* Stated goal
Copy each line holding the string "fait".

○ ○ ○

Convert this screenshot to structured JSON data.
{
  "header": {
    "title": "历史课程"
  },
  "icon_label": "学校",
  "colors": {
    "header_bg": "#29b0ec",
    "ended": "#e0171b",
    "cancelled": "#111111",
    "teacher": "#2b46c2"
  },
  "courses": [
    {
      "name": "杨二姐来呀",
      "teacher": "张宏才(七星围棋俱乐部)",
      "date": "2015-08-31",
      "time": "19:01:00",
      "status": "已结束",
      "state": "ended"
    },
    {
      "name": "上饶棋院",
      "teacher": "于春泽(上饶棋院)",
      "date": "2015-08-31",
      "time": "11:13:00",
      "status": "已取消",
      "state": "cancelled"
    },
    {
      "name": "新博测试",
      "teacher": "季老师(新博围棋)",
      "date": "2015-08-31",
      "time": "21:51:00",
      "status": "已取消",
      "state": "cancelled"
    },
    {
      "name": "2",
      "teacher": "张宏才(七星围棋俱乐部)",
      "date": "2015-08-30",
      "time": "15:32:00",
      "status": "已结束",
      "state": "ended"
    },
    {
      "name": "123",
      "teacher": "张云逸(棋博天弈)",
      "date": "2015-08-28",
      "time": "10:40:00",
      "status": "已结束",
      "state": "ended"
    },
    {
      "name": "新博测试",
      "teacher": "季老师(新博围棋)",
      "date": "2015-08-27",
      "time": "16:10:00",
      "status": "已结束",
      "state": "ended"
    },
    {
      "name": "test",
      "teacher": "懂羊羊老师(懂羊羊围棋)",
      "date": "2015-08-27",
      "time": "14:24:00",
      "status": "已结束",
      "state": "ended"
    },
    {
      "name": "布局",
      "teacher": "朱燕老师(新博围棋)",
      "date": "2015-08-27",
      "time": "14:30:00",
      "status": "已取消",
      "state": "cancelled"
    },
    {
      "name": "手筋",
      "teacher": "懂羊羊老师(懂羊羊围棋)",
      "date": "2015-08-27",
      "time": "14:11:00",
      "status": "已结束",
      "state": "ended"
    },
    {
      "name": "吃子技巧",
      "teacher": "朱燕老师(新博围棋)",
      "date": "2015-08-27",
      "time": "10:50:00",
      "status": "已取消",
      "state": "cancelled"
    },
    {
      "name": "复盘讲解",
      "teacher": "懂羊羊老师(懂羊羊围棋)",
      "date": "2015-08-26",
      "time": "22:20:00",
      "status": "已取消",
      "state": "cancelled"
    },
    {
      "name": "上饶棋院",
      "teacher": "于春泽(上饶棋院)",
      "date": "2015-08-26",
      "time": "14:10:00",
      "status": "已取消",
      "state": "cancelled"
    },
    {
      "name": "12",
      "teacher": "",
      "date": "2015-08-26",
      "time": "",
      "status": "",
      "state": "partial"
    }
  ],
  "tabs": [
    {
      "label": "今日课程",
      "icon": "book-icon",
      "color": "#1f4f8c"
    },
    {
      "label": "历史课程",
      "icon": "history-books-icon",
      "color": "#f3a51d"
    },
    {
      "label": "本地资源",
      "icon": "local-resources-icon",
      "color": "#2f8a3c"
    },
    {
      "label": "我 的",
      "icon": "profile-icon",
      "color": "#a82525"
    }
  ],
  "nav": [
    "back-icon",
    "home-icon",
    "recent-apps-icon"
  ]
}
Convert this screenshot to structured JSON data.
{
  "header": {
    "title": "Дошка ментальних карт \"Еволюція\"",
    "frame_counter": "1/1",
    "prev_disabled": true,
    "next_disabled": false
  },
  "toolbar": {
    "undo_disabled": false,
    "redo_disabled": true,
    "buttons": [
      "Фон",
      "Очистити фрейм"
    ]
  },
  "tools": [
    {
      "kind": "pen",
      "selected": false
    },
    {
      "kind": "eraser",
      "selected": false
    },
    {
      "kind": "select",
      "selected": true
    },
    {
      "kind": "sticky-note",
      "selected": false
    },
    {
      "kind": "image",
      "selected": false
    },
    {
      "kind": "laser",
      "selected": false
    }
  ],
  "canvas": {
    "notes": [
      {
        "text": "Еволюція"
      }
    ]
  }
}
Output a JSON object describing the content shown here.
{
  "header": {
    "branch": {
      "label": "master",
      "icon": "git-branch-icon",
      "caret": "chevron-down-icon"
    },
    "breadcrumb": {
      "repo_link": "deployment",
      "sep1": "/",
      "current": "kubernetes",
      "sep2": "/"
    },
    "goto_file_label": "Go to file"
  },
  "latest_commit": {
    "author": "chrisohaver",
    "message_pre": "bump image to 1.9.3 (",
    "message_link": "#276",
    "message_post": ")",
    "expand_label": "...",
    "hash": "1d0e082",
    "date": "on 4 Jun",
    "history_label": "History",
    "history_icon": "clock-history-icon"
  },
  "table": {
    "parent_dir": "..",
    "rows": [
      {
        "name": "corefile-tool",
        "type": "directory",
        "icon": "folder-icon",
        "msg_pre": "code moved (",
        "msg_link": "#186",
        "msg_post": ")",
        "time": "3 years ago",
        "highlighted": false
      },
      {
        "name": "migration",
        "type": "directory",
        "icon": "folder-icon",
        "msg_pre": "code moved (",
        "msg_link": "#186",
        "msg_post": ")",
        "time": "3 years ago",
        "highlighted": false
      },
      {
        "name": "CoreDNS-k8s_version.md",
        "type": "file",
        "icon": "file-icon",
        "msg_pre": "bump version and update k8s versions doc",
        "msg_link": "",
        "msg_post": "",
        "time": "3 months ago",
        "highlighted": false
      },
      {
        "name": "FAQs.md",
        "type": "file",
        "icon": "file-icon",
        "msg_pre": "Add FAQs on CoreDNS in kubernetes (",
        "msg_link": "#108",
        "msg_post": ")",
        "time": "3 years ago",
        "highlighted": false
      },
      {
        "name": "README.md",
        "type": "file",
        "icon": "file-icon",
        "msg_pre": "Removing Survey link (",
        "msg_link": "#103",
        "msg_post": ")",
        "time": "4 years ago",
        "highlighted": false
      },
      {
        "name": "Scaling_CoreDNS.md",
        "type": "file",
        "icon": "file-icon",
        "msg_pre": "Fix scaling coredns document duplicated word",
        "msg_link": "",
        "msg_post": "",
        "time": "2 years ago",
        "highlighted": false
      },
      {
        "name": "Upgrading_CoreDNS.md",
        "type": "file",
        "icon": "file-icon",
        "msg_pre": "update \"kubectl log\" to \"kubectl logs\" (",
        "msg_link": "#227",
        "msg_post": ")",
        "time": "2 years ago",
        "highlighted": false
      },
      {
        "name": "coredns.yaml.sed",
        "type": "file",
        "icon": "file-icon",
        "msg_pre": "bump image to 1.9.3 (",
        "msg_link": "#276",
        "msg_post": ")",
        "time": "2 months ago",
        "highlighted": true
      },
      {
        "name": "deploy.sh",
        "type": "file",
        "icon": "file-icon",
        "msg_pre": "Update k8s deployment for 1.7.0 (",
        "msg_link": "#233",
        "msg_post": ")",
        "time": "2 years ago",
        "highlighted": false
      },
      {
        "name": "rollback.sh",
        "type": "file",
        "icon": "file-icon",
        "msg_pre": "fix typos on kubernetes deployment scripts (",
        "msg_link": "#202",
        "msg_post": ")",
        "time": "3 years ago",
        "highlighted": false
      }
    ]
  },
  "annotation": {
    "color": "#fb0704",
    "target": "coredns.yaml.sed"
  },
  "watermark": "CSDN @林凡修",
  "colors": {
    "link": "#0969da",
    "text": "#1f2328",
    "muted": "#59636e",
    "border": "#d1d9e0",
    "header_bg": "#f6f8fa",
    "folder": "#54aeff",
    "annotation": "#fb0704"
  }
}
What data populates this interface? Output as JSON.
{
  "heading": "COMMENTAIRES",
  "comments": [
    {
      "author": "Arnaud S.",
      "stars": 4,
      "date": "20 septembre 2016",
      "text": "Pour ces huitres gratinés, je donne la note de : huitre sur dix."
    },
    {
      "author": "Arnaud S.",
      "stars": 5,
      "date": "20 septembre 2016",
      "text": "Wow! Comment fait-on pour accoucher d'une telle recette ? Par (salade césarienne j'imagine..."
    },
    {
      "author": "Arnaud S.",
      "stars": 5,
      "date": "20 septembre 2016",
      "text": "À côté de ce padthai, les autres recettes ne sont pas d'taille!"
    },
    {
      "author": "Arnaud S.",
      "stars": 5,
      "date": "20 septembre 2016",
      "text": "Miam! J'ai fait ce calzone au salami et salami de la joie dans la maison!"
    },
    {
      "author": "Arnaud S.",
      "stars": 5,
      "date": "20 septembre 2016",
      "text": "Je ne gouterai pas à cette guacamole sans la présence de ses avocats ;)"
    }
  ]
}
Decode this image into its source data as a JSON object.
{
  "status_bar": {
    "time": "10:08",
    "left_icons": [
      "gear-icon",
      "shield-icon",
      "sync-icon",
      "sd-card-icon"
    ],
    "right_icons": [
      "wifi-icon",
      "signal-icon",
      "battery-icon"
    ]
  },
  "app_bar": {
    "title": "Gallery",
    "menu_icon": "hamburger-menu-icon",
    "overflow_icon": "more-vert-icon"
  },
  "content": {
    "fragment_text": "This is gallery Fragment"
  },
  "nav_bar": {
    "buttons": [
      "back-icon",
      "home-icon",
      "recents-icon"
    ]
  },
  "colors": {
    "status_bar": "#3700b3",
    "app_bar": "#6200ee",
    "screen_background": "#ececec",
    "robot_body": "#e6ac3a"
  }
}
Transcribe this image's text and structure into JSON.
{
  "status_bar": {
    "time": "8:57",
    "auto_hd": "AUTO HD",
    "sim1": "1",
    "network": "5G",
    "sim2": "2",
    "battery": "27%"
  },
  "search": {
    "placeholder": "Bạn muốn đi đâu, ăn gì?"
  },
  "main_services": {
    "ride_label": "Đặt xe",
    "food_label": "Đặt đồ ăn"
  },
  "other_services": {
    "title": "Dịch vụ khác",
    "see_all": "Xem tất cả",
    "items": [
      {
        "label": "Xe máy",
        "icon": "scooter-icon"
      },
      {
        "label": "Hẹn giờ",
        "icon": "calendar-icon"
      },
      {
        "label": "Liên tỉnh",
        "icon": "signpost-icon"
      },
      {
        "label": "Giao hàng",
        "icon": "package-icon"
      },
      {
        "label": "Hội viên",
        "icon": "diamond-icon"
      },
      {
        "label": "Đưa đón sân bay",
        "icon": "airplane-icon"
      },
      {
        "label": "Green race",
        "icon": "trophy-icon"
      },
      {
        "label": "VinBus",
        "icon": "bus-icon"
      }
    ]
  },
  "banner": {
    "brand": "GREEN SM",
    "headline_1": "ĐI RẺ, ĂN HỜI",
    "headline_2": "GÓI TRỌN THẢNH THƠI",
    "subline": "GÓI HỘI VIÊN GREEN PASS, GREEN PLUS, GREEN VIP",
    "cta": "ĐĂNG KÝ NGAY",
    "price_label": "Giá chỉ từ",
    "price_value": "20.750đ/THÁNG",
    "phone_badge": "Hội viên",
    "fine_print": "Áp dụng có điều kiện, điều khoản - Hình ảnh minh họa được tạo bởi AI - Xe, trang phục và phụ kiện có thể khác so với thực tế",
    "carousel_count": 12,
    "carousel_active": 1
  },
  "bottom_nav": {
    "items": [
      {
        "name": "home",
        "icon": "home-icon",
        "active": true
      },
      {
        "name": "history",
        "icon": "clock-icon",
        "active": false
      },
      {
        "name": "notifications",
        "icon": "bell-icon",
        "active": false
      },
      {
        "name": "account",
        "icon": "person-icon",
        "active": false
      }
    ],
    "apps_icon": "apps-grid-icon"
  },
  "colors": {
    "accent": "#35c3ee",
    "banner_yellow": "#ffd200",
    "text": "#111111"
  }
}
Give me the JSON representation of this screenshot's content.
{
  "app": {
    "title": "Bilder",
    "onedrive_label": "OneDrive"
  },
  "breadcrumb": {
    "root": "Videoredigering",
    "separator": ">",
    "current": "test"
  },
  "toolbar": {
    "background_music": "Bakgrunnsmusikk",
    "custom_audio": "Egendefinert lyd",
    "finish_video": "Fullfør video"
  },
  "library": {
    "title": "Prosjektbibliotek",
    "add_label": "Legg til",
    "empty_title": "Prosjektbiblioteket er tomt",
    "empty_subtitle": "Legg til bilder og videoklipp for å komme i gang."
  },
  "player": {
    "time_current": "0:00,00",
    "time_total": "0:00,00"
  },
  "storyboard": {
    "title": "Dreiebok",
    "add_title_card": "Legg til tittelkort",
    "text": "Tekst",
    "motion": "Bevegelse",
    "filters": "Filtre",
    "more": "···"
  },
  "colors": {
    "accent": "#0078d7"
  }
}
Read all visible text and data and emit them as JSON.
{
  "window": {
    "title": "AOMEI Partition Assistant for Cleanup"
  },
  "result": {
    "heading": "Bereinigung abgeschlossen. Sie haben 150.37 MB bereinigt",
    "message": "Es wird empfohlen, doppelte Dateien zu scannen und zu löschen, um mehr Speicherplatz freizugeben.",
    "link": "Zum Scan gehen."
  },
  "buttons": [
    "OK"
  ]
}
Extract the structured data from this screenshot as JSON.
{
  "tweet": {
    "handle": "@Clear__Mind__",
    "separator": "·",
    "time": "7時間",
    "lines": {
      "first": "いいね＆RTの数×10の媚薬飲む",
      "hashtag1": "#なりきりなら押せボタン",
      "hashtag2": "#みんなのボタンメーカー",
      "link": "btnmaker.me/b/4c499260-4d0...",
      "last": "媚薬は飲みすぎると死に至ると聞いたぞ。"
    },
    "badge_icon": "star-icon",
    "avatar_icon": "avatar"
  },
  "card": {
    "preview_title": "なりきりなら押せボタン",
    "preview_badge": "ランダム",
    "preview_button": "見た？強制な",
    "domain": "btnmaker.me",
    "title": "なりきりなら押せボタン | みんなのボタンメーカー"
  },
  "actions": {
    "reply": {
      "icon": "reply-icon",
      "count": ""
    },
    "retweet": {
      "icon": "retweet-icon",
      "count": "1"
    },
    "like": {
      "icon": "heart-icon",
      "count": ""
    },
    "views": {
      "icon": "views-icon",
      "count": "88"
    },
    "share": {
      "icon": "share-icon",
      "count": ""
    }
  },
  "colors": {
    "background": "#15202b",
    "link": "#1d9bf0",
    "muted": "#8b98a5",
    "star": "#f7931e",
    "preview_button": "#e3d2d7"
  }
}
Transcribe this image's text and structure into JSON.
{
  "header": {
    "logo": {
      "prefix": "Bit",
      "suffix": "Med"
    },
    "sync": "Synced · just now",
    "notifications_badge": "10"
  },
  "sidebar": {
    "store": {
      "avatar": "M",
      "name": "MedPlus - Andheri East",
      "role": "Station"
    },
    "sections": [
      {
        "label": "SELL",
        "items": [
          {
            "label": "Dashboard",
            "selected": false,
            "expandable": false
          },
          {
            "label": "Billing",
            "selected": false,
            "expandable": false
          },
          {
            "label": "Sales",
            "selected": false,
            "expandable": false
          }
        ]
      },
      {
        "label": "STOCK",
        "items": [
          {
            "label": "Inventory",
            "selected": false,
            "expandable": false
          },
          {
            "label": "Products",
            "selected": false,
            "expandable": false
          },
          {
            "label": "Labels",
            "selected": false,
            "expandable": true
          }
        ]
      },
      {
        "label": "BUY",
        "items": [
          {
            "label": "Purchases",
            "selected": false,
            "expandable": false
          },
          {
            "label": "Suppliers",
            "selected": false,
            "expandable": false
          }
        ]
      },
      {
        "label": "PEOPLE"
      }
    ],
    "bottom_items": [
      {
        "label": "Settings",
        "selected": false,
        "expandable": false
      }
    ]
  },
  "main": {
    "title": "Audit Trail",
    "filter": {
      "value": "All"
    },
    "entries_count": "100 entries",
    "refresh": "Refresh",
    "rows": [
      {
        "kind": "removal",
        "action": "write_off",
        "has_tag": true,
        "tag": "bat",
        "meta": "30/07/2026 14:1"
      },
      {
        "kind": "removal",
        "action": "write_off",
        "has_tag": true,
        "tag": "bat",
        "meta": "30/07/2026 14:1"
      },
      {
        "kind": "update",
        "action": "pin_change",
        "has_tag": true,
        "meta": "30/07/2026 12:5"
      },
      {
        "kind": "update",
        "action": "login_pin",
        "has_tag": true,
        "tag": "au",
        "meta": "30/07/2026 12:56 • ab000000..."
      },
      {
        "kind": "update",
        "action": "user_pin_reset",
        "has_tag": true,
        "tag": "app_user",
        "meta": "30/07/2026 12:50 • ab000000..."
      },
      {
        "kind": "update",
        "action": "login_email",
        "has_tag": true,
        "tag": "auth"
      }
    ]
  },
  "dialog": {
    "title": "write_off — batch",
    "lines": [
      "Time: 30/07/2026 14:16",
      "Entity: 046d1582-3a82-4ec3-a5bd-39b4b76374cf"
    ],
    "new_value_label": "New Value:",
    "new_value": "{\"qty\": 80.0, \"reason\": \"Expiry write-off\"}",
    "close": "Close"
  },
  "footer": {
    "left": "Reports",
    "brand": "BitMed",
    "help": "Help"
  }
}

○ ○ ○

* Exercise result
      "text": "Wow! Comment fait-on pour accoucher d'une telle recette ? Par (salade césarienne j'imagine..."
      "text": "Miam! J'ai fait ce calzone au salami et salami de la joie dans la maison!"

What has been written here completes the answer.